* _TASK BRIEF_
Only lines with the string "name" matter here; gather them from the material below.

* _INFORMATION SUPPLIED_
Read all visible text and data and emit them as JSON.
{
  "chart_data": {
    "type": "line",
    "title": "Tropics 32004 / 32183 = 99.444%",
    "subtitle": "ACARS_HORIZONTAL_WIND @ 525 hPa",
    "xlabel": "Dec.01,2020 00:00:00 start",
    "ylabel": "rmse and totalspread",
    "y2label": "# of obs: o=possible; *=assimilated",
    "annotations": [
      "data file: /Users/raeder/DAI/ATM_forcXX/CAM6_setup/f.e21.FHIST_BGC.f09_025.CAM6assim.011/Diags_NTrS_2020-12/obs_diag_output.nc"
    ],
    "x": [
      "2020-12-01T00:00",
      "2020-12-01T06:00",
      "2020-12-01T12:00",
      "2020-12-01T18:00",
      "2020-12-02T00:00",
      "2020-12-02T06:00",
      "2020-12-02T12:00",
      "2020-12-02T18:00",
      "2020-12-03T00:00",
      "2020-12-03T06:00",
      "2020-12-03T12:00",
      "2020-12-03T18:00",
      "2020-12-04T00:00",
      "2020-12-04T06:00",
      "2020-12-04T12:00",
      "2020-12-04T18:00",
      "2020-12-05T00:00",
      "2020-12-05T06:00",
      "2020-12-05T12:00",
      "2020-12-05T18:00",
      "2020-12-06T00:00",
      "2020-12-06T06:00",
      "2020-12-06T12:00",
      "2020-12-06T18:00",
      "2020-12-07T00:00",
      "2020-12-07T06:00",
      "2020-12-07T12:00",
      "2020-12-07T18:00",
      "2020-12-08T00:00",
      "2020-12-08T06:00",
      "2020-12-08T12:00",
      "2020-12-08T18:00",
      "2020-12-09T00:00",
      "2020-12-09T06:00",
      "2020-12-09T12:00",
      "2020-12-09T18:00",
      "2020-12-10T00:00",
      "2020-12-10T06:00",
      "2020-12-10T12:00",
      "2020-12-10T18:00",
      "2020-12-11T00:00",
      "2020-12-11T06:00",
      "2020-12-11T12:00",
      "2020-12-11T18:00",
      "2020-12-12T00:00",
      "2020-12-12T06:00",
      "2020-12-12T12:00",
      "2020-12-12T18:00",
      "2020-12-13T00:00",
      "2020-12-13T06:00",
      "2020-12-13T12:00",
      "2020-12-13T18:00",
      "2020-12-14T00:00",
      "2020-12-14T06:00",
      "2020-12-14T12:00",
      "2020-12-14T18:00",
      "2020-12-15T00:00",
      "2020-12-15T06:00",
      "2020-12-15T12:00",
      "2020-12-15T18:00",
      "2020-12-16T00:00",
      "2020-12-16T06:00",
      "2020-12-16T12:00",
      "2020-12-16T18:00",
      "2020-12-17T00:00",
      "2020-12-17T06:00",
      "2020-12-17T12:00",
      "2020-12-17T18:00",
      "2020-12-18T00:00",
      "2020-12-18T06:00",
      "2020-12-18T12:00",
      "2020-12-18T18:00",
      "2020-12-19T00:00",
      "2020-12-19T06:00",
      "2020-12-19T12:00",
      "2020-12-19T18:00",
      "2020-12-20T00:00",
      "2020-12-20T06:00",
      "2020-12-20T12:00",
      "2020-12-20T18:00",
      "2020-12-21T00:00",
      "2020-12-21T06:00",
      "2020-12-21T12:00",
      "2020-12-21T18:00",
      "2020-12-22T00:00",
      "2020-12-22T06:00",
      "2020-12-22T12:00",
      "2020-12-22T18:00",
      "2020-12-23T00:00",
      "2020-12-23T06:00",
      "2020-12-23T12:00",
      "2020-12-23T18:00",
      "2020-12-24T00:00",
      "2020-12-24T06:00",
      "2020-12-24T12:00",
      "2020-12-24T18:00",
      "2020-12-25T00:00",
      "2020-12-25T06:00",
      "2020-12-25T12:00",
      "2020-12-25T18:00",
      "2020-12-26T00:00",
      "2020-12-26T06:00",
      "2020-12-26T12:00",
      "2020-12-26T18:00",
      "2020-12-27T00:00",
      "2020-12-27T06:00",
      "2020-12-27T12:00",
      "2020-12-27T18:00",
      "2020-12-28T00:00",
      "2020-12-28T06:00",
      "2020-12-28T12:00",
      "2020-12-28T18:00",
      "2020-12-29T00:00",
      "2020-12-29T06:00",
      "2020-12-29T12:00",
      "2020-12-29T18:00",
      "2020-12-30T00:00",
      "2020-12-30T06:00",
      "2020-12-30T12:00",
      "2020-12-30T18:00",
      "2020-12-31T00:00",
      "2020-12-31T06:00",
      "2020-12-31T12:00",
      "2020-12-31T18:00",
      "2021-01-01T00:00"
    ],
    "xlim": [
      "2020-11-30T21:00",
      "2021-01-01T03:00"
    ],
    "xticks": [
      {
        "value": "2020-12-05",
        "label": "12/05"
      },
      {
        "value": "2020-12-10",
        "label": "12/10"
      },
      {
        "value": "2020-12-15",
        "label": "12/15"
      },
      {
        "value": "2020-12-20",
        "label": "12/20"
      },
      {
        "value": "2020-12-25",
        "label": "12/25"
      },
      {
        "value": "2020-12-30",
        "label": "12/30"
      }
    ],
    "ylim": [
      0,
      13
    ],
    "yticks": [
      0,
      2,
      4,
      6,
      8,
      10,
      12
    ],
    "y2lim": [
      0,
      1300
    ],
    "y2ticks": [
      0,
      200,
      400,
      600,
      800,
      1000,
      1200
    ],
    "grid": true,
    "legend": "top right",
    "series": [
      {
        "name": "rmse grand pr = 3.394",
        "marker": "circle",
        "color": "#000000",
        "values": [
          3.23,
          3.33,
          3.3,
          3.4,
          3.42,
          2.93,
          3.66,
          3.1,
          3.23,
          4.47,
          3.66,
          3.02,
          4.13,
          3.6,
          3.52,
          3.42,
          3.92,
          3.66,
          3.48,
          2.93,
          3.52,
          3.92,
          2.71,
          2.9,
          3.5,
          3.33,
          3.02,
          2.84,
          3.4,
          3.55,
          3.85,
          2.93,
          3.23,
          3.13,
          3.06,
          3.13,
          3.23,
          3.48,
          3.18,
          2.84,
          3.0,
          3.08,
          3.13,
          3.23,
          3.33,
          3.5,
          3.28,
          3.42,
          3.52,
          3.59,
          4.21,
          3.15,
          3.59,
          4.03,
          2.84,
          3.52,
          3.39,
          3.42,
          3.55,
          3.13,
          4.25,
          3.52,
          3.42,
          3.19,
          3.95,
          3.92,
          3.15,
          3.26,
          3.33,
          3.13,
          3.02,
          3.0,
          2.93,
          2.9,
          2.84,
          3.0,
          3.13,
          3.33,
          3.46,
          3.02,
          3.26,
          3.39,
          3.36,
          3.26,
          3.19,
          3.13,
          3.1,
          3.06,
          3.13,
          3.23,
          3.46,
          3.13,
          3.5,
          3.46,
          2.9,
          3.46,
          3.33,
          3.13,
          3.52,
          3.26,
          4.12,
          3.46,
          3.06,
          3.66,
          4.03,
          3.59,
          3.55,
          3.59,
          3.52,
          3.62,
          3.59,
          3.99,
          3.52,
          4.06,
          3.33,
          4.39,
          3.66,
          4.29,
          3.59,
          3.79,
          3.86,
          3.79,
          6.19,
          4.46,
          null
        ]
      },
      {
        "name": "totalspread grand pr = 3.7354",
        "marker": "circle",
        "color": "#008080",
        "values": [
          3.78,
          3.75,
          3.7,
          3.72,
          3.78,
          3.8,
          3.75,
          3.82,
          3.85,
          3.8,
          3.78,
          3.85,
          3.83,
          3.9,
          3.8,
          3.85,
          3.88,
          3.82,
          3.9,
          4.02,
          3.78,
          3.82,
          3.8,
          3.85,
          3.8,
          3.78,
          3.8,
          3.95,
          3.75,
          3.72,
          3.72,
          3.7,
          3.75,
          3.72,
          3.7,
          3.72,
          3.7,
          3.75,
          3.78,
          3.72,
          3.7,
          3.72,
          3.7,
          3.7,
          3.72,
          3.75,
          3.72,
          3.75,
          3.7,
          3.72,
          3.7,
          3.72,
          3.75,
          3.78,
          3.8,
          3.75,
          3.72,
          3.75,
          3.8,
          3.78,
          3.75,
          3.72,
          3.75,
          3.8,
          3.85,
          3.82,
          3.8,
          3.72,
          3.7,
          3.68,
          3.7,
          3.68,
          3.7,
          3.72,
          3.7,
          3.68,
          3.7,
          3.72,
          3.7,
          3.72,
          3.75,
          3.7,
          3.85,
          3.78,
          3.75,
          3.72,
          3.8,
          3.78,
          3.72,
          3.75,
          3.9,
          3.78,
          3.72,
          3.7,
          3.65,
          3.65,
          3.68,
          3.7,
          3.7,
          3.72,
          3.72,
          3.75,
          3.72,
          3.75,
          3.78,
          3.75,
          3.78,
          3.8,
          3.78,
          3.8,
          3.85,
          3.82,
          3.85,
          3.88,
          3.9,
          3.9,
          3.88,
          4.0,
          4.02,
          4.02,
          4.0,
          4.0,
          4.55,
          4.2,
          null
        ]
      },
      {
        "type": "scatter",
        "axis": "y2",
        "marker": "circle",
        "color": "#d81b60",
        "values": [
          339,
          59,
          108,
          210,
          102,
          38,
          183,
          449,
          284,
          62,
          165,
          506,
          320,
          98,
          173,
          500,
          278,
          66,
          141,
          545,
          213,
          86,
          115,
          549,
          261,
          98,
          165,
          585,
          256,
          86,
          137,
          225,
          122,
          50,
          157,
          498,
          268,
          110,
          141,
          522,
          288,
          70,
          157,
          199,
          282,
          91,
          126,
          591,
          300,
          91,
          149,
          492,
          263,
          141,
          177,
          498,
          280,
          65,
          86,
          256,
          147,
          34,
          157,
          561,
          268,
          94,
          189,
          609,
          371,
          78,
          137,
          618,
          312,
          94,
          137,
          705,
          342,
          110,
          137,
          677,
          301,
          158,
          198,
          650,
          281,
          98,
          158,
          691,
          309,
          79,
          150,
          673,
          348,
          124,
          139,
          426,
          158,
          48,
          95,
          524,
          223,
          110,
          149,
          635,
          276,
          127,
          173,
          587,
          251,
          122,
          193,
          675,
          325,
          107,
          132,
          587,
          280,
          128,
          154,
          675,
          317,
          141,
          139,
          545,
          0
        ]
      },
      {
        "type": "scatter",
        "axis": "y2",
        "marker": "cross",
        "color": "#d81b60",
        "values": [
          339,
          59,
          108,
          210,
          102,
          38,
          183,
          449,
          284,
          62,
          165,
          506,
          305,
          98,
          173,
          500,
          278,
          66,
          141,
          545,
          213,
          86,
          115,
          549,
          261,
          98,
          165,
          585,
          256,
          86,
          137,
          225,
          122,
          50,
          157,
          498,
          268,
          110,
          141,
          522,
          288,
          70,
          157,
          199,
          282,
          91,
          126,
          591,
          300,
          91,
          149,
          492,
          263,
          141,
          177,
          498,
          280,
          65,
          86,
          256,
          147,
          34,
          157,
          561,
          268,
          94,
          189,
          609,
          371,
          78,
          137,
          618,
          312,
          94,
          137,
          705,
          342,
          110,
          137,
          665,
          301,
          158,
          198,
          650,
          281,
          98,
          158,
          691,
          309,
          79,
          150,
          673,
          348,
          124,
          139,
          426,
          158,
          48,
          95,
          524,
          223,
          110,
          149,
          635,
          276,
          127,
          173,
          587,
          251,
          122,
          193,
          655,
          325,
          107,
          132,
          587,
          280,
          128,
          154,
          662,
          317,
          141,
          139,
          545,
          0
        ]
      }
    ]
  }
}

* _RESPONSE_
        "name": "rmse grand pr = 3.394",
        "name": "totalspread grand pr = 3.7354",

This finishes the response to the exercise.